* Begin GIVEN RECORDS *

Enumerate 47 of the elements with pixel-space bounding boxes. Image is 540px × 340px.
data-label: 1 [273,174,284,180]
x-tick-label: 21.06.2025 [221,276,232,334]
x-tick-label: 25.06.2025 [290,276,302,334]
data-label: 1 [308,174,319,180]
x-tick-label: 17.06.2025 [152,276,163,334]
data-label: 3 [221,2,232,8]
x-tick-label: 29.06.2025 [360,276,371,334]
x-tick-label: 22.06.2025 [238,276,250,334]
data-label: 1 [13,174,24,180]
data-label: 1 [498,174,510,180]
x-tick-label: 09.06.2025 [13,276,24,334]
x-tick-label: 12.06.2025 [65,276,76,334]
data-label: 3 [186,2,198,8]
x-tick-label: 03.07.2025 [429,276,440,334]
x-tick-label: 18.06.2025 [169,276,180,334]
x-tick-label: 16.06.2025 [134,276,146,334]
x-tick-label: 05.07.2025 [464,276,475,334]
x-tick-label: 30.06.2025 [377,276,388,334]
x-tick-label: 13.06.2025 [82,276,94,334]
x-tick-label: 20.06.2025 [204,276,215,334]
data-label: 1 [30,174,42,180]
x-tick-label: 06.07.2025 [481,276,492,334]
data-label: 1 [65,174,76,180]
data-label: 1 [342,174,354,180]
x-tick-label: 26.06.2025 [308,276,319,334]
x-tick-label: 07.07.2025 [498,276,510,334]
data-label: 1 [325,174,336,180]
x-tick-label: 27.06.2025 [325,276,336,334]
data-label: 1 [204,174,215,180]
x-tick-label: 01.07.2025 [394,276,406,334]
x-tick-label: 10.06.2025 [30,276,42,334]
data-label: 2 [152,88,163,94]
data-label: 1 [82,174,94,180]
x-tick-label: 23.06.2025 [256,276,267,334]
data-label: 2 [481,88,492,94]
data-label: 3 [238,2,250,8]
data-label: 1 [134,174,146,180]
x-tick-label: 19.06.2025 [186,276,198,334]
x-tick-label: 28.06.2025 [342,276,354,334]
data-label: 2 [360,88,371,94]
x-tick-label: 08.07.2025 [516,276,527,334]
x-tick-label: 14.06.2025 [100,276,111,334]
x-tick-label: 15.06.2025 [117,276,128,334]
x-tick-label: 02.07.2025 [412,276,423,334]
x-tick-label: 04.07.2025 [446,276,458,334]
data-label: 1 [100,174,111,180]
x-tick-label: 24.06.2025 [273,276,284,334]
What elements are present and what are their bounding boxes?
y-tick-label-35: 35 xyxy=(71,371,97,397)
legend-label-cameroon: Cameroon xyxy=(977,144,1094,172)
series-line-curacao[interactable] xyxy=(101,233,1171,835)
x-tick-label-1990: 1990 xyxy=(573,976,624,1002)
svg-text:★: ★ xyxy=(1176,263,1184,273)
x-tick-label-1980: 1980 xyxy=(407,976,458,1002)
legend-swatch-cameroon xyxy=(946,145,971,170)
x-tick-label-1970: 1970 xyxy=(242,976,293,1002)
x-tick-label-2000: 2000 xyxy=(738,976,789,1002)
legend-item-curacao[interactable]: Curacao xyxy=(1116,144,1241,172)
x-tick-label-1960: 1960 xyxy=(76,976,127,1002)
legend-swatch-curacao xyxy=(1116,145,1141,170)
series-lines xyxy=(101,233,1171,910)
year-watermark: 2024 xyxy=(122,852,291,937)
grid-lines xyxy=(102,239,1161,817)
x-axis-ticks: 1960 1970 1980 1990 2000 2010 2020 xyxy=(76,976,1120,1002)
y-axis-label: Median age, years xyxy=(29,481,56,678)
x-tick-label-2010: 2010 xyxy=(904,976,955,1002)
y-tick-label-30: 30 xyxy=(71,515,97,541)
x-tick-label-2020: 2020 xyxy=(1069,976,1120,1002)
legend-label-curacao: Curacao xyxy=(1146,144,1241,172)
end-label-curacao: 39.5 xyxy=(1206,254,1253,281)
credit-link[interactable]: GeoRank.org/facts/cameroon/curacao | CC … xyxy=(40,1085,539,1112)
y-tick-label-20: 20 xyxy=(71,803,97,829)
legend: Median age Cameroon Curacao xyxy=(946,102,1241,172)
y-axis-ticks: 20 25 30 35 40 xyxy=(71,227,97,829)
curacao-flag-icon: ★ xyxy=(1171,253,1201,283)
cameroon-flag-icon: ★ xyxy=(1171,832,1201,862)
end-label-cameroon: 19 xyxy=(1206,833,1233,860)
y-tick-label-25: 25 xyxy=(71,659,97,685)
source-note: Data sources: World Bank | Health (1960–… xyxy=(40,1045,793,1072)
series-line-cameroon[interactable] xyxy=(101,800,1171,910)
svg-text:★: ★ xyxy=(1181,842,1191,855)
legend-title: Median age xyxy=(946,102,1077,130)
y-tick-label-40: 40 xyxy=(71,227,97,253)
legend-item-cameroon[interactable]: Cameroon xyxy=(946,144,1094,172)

* End GIVEN RECORDS *

[EXERCISE DIRECTIONS]: Rewrite all of the records above, renaming "data-label" to "value-label" wherever it occurs and leaving every other part unchanged.

[OUTPUT FOR THIS TASK]:
Enumerate 47 of the elements with pixel-space bounding boxes. Image is 540px × 340px.
value-label: 1 [273,174,284,180]
x-tick-label: 21.06.2025 [221,276,232,334]
x-tick-label: 25.06.2025 [290,276,302,334]
value-label: 1 [308,174,319,180]
x-tick-label: 17.06.2025 [152,276,163,334]
value-label: 3 [221,2,232,8]
x-tick-label: 29.06.2025 [360,276,371,334]
x-tick-label: 22.06.2025 [238,276,250,334]
value-label: 1 [13,174,24,180]
value-label: 1 [498,174,510,180]
x-tick-label: 09.06.2025 [13,276,24,334]
x-tick-label: 12.06.2025 [65,276,76,334]
value-label: 3 [186,2,198,8]
x-tick-label: 03.07.2025 [429,276,440,334]
x-tick-label: 18.06.2025 [169,276,180,334]
x-tick-label: 16.06.2025 [134,276,146,334]
x-tick-label: 05.07.2025 [464,276,475,334]
x-tick-label: 30.06.2025 [377,276,388,334]
x-tick-label: 13.06.2025 [82,276,94,334]
x-tick-label: 20.06.2025 [204,276,215,334]
value-label: 1 [30,174,42,180]
x-tick-label: 06.07.2025 [481,276,492,334]
value-label: 1 [65,174,76,180]
value-label: 1 [342,174,354,180]
x-tick-label: 26.06.2025 [308,276,319,334]
x-tick-label: 07.07.2025 [498,276,510,334]
value-label: 1 [325,174,336,180]
x-tick-label: 27.06.2025 [325,276,336,334]
value-label: 1 [204,174,215,180]
x-tick-label: 01.07.2025 [394,276,406,334]
x-tick-label: 10.06.2025 [30,276,42,334]
value-label: 2 [152,88,163,94]
value-label: 1 [82,174,94,180]
x-tick-label: 23.06.2025 [256,276,267,334]
value-label: 2 [481,88,492,94]
value-label: 3 [238,2,250,8]
value-label: 1 [134,174,146,180]
x-tick-label: 19.06.2025 [186,276,198,334]
x-tick-label: 28.06.2025 [342,276,354,334]
value-label: 2 [360,88,371,94]
x-tick-label: 08.07.2025 [516,276,527,334]
x-tick-label: 14.06.2025 [100,276,111,334]
x-tick-label: 15.06.2025 [117,276,128,334]
x-tick-label: 02.07.2025 [412,276,423,334]
x-tick-label: 04.07.2025 [446,276,458,334]
value-label: 1 [100,174,111,180]
x-tick-label: 24.06.2025 [273,276,284,334]
What elements are present and what are their bounding boxes?
y-tick-label-35: 35 xyxy=(71,371,97,397)
legend-label-cameroon: Cameroon xyxy=(977,144,1094,172)
series-line-curacao[interactable] xyxy=(101,233,1171,835)
x-tick-label-1990: 1990 xyxy=(573,976,624,1002)
svg-text:★: ★ xyxy=(1176,263,1184,273)
x-tick-label-1980: 1980 xyxy=(407,976,458,1002)
legend-swatch-cameroon xyxy=(946,145,971,170)
x-tick-label-1970: 1970 xyxy=(242,976,293,1002)
x-tick-label-2000: 2000 xyxy=(738,976,789,1002)
legend-item-curacao[interactable]: Curacao xyxy=(1116,144,1241,172)
x-tick-label-1960: 1960 xyxy=(76,976,127,1002)
legend-swatch-curacao xyxy=(1116,145,1141,170)
series-lines xyxy=(101,233,1171,910)
year-watermark: 2024 xyxy=(122,852,291,937)
grid-lines xyxy=(102,239,1161,817)
x-axis-ticks: 1960 1970 1980 1990 2000 2010 2020 xyxy=(76,976,1120,1002)
y-axis-label: Median age, years xyxy=(29,481,56,678)
x-tick-label-2010: 2010 xyxy=(904,976,955,1002)
y-tick-label-30: 30 xyxy=(71,515,97,541)
x-tick-label-2020: 2020 xyxy=(1069,976,1120,1002)
legend-label-curacao: Curacao xyxy=(1146,144,1241,172)
end-label-curacao: 39.5 xyxy=(1206,254,1253,281)
credit-link[interactable]: GeoRank.org/facts/cameroon/curacao | CC … xyxy=(40,1085,539,1112)
y-tick-label-20: 20 xyxy=(71,803,97,829)
legend: Median age Cameroon Curacao xyxy=(946,102,1241,172)
y-axis-ticks: 20 25 30 35 40 xyxy=(71,227,97,829)
curacao-flag-icon: ★ xyxy=(1171,253,1201,283)
cameroon-flag-icon: ★ xyxy=(1171,832,1201,862)
end-label-cameroon: 19 xyxy=(1206,833,1233,860)
y-tick-label-25: 25 xyxy=(71,659,97,685)
source-note: Data sources: World Bank | Health (1960–… xyxy=(40,1045,793,1072)
series-line-cameroon[interactable] xyxy=(101,800,1171,910)
svg-text:★: ★ xyxy=(1181,842,1191,855)
legend-title: Median age xyxy=(946,102,1077,130)
y-tick-label-40: 40 xyxy=(71,227,97,253)
legend-item-cameroon[interactable]: Cameroon xyxy=(946,144,1094,172)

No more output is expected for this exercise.